DIRECTIONS FOR THIS TASK: Find all lines in the listing that include the word "name", then copy them.

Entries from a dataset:
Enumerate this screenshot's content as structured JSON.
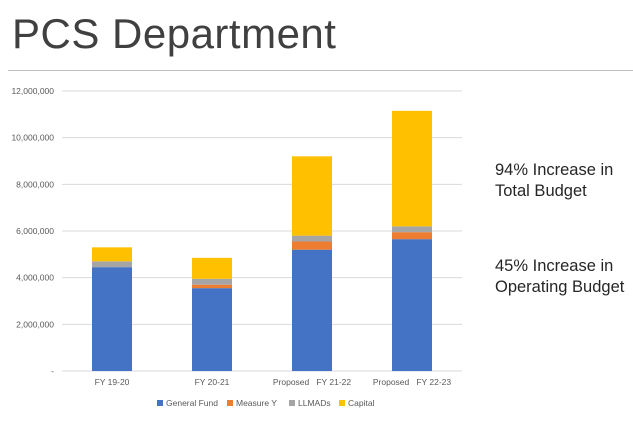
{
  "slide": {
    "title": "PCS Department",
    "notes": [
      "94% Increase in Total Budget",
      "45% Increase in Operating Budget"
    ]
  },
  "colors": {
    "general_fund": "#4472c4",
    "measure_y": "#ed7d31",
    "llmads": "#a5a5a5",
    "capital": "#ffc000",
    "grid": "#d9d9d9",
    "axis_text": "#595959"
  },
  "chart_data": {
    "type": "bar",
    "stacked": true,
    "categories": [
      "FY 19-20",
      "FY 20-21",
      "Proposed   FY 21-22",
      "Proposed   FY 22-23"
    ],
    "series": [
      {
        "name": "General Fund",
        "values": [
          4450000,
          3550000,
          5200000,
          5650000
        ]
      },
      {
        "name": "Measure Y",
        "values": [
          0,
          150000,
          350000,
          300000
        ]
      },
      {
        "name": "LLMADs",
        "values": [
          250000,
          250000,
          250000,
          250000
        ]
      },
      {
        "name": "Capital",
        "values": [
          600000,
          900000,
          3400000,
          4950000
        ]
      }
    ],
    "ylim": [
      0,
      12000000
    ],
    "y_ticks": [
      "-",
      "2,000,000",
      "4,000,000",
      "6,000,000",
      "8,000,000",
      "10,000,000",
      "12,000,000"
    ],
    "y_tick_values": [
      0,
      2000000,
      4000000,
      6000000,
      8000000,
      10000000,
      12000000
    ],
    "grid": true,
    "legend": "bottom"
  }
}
---
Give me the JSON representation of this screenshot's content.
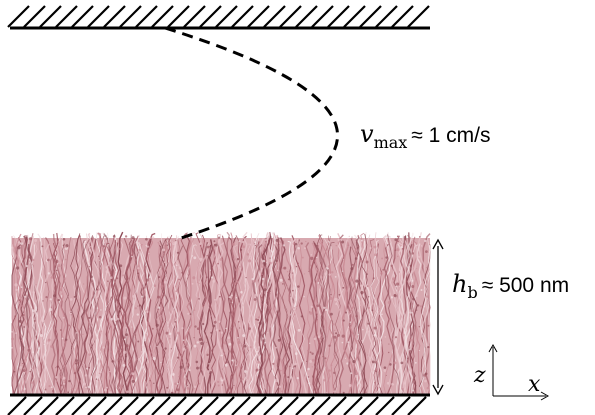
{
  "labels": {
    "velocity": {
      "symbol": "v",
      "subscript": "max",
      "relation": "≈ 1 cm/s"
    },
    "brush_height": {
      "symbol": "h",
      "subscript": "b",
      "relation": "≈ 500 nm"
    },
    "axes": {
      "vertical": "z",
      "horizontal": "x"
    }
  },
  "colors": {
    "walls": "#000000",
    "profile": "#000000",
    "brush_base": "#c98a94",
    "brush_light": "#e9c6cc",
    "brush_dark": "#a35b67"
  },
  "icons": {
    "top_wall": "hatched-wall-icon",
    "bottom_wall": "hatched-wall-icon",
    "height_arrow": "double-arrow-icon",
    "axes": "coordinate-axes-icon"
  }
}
--
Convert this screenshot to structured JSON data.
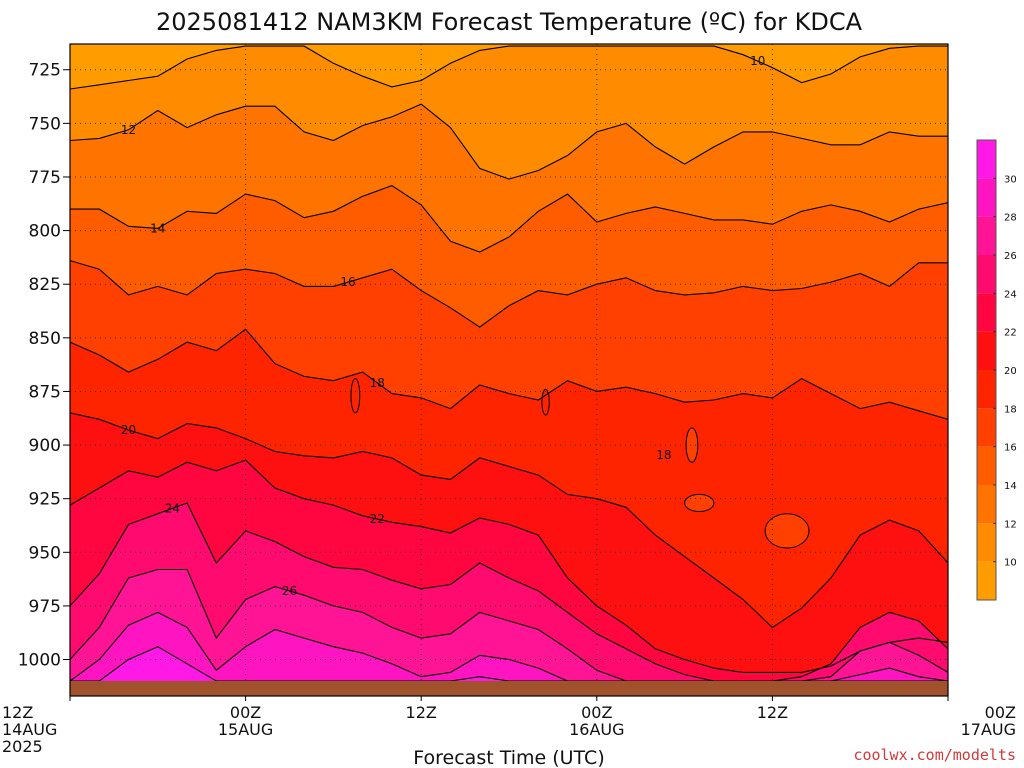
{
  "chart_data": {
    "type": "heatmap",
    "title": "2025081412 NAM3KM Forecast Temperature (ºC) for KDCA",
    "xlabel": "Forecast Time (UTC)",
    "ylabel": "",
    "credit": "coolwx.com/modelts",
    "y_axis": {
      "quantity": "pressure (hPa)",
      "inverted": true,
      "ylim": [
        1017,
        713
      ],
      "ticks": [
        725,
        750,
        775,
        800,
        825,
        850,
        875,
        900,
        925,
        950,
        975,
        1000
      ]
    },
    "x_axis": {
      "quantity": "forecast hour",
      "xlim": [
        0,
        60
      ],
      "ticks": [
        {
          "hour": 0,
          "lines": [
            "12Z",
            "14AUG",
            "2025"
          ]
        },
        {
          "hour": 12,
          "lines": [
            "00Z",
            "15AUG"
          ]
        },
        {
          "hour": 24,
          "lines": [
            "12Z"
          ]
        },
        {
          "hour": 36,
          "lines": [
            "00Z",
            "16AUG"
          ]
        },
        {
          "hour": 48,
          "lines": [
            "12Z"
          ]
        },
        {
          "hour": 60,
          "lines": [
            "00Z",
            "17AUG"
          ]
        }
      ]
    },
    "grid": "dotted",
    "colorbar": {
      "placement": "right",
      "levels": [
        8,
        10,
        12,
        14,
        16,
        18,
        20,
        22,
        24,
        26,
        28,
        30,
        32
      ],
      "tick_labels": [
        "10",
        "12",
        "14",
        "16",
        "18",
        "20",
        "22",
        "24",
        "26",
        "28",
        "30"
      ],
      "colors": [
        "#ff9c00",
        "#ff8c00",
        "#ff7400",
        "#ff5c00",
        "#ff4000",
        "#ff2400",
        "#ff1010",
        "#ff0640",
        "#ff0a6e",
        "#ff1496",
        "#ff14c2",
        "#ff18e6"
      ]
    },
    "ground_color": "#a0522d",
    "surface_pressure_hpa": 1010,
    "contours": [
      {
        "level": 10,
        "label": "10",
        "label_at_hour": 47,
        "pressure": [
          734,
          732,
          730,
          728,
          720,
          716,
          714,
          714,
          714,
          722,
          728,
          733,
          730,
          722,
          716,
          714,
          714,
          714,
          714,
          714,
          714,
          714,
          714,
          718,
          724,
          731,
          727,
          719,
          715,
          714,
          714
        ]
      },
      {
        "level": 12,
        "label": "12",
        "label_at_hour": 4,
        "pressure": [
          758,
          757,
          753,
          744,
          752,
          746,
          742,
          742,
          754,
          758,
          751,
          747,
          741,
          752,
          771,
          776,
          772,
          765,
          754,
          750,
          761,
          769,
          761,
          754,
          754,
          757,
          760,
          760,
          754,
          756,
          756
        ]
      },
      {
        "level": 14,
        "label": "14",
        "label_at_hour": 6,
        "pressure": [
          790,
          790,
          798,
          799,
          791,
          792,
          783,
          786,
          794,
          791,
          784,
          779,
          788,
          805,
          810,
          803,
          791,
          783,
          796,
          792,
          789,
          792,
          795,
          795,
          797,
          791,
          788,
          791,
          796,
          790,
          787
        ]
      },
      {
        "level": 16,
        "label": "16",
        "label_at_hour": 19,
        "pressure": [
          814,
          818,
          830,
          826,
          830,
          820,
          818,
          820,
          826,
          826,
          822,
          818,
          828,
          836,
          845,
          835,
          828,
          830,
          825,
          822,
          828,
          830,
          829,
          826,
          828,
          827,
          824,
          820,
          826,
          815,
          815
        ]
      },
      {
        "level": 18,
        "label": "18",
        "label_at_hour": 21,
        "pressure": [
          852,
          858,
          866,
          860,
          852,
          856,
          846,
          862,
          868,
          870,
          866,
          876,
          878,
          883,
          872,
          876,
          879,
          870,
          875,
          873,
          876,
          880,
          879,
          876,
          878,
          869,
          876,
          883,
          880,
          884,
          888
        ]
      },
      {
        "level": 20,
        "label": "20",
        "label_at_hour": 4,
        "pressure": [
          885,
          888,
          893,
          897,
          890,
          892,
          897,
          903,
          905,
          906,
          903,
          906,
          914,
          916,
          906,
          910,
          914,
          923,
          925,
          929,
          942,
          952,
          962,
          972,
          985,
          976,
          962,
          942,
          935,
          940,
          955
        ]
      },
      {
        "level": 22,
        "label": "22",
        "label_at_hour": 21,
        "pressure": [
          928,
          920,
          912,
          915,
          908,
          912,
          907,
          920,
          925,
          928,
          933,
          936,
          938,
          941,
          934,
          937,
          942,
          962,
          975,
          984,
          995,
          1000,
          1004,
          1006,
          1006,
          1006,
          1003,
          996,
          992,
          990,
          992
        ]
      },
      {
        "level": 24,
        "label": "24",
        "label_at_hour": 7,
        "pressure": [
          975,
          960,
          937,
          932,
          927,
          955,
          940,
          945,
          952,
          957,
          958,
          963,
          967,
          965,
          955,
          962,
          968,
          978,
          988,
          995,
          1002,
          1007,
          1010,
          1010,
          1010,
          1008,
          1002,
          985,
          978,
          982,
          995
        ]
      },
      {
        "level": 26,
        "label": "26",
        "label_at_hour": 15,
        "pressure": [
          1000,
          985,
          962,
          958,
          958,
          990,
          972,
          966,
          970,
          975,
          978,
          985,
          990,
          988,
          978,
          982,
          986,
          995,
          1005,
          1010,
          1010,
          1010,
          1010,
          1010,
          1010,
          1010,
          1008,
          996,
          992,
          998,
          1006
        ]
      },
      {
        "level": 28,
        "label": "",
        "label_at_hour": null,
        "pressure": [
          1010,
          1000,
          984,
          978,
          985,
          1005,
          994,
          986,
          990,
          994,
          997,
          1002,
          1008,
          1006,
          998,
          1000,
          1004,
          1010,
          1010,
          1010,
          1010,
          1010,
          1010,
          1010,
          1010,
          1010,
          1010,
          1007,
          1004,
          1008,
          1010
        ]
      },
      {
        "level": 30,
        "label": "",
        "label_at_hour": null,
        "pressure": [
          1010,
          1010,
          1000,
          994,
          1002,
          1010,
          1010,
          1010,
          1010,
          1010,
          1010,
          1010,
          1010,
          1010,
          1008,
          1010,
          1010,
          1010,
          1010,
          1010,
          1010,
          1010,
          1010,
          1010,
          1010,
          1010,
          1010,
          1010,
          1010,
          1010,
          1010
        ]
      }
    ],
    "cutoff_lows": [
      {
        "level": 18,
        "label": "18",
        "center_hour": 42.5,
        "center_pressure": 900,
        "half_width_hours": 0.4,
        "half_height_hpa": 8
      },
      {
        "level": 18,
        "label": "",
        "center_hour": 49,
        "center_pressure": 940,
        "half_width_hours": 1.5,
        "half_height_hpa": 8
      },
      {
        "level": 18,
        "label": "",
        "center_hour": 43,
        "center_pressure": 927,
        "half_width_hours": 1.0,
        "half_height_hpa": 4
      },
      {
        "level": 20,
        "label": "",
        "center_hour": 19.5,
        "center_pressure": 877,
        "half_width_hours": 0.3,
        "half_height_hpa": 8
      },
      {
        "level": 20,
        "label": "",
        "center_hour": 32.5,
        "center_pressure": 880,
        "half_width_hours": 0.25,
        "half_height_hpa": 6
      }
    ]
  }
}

RESPONSE TO THE TASK:
        "name": "General Fund",
        "name": "Measure Y",
        "name": "LLMADs",
        "name": "Capital",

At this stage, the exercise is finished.